THE EXERCISE: Emit the entire listing verbatim.

SOURCE DATA:
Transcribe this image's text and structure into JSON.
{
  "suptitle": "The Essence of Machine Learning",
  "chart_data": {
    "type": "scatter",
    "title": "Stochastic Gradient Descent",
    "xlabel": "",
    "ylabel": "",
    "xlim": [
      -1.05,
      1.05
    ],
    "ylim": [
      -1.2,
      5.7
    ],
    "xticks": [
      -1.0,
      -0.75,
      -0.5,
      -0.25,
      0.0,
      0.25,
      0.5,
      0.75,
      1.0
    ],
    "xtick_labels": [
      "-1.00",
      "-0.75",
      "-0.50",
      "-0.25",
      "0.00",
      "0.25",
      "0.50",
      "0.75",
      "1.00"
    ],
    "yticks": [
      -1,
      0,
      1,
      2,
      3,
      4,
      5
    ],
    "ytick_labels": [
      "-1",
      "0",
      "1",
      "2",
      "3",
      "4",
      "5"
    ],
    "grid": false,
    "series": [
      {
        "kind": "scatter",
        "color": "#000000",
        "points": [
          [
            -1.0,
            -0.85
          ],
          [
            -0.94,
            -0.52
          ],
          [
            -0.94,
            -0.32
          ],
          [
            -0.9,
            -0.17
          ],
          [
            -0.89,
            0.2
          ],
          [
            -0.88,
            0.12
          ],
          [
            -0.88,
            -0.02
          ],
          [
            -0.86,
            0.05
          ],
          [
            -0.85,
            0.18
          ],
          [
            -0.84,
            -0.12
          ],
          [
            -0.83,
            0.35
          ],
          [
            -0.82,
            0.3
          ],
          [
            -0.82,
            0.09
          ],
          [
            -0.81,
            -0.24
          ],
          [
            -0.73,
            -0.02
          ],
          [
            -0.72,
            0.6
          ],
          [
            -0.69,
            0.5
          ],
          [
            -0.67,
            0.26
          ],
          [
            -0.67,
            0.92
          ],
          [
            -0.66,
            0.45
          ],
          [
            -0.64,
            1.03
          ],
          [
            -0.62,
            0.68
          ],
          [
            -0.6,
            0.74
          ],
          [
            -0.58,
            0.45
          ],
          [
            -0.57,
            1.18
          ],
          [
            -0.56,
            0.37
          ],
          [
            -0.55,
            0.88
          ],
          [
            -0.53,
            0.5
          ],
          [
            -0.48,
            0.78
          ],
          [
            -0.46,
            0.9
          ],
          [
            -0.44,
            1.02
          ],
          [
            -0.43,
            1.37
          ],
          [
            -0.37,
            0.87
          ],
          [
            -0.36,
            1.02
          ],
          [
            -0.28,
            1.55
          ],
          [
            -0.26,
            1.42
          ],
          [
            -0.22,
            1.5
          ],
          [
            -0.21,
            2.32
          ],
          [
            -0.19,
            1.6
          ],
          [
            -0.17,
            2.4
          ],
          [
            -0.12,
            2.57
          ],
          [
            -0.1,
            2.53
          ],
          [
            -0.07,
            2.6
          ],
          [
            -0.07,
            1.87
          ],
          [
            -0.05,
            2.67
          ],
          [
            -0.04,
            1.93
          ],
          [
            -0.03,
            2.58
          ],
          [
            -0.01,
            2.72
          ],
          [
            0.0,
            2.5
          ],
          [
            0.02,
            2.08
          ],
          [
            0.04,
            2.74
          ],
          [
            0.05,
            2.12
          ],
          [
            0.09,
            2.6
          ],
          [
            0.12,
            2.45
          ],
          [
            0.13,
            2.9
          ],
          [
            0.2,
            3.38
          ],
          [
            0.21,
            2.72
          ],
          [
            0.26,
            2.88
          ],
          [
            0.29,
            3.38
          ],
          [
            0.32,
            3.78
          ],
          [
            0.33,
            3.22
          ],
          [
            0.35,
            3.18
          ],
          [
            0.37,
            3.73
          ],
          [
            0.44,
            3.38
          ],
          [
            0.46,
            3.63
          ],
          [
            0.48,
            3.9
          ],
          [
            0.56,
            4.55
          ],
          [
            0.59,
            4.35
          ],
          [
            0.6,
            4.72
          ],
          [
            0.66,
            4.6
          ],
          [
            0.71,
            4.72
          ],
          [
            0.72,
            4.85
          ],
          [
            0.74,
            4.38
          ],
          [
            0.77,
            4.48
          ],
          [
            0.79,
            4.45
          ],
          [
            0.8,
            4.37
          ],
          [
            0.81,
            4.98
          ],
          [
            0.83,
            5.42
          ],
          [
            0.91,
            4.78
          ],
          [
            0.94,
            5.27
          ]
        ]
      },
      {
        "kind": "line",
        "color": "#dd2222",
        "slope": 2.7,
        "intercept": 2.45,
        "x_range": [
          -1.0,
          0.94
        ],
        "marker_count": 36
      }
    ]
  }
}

FINAL RESULT:
Transcribe this image's text and structure into JSON.
{
  "suptitle": "The Essence of Machine Learning",
  "chart_data": {
    "type": "scatter",
    "title": "Stochastic Gradient Descent",
    "xlabel": "",
    "ylabel": "",
    "xlim": [
      -1.05,
      1.05
    ],
    "ylim": [
      -1.2,
      5.7
    ],
    "xticks": [
      -1.0,
      -0.75,
      -0.5,
      -0.25,
      0.0,
      0.25,
      0.5,
      0.75,
      1.0
    ],
    "xtick_labels": [
      "-1.00",
      "-0.75",
      "-0.50",
      "-0.25",
      "0.00",
      "0.25",
      "0.50",
      "0.75",
      "1.00"
    ],
    "yticks": [
      -1,
      0,
      1,
      2,
      3,
      4,
      5
    ],
    "ytick_labels": [
      "-1",
      "0",
      "1",
      "2",
      "3",
      "4",
      "5"
    ],
    "grid": false,
    "series": [
      {
        "kind": "scatter",
        "color": "#000000",
        "points": [
          [
            -1.0,
            -0.85
          ],
          [
            -0.94,
            -0.52
          ],
          [
            -0.94,
            -0.32
          ],
          [
            -0.9,
            -0.17
          ],
          [
            -0.89,
            0.2
          ],
          [
            -0.88,
            0.12
          ],
          [
            -0.88,
            -0.02
          ],
          [
            -0.86,
            0.05
          ],
          [
            -0.85,
            0.18
          ],
          [
            -0.84,
            -0.12
          ],
          [
            -0.83,
            0.35
          ],
          [
            -0.82,
            0.3
          ],
          [
            -0.82,
            0.09
          ],
          [
            -0.81,
            -0.24
          ],
          [
            -0.73,
            -0.02
          ],
          [
            -0.72,
            0.6
          ],
          [
            -0.69,
            0.5
          ],
          [
            -0.67,
            0.26
          ],
          [
            -0.67,
            0.92
          ],
          [
            -0.66,
            0.45
          ],
          [
            -0.64,
            1.03
          ],
          [
            -0.62,
            0.68
          ],
          [
            -0.6,
            0.74
          ],
          [
            -0.58,
            0.45
          ],
          [
            -0.57,
            1.18
          ],
          [
            -0.56,
            0.37
          ],
          [
            -0.55,
            0.88
          ],
          [
            -0.53,
            0.5
          ],
          [
            -0.48,
            0.78
          ],
          [
            -0.46,
            0.9
          ],
          [
            -0.44,
            1.02
          ],
          [
            -0.43,
            1.37
          ],
          [
            -0.37,
            0.87
          ],
          [
            -0.36,
            1.02
          ],
          [
            -0.28,
            1.55
          ],
          [
            -0.26,
            1.42
          ],
          [
            -0.22,
            1.5
          ],
          [
            -0.21,
            2.32
          ],
          [
            -0.19,
            1.6
          ],
          [
            -0.17,
            2.4
          ],
          [
            -0.12,
            2.57
          ],
          [
            -0.1,
            2.53
          ],
          [
            -0.07,
            2.6
          ],
          [
            -0.07,
            1.87
          ],
          [
            -0.05,
            2.67
          ],
          [
            -0.04,
            1.93
          ],
          [
            -0.03,
            2.58
          ],
          [
            -0.01,
            2.72
          ],
          [
            0.0,
            2.5
          ],
          [
            0.02,
            2.08
          ],
          [
            0.04,
            2.74
          ],
          [
            0.05,
            2.12
          ],
          [
            0.09,
            2.6
          ],
          [
            0.12,
            2.45
          ],
          [
            0.13,
            2.9
          ],
          [
            0.2,
            3.38
          ],
          [
            0.21,
            2.72
          ],
          [
            0.26,
            2.88
          ],
          [
            0.29,
            3.38
          ],
          [
            0.32,
            3.78
          ],
          [
            0.33,
            3.22
          ],
          [
            0.35,
            3.18
          ],
          [
            0.37,
            3.73
          ],
          [
            0.44,
            3.38
          ],
          [
            0.46,
            3.63
          ],
          [
            0.48,
            3.9
          ],
          [
            0.56,
            4.55
          ],
          [
            0.59,
            4.35
          ],
          [
            0.6,
            4.72
          ],
          [
            0.66,
            4.6
          ],
          [
            0.71,
            4.72
          ],
          [
            0.72,
            4.85
          ],
          [
            0.74,
            4.38
          ],
          [
            0.77,
            4.48
          ],
          [
            0.79,
            4.45
          ],
          [
            0.8,
            4.37
          ],
          [
            0.81,
            4.98
          ],
          [
            0.83,
            5.42
          ],
          [
            0.91,
            4.78
          ],
          [
            0.94,
            5.27
          ]
        ]
      },
      {
        "kind": "line",
        "color": "#dd2222",
        "slope": 2.7,
        "intercept": 2.45,
        "x_range": [
          -1.0,
          0.94
        ],
        "marker_count": 36
      }
    ]
  }
}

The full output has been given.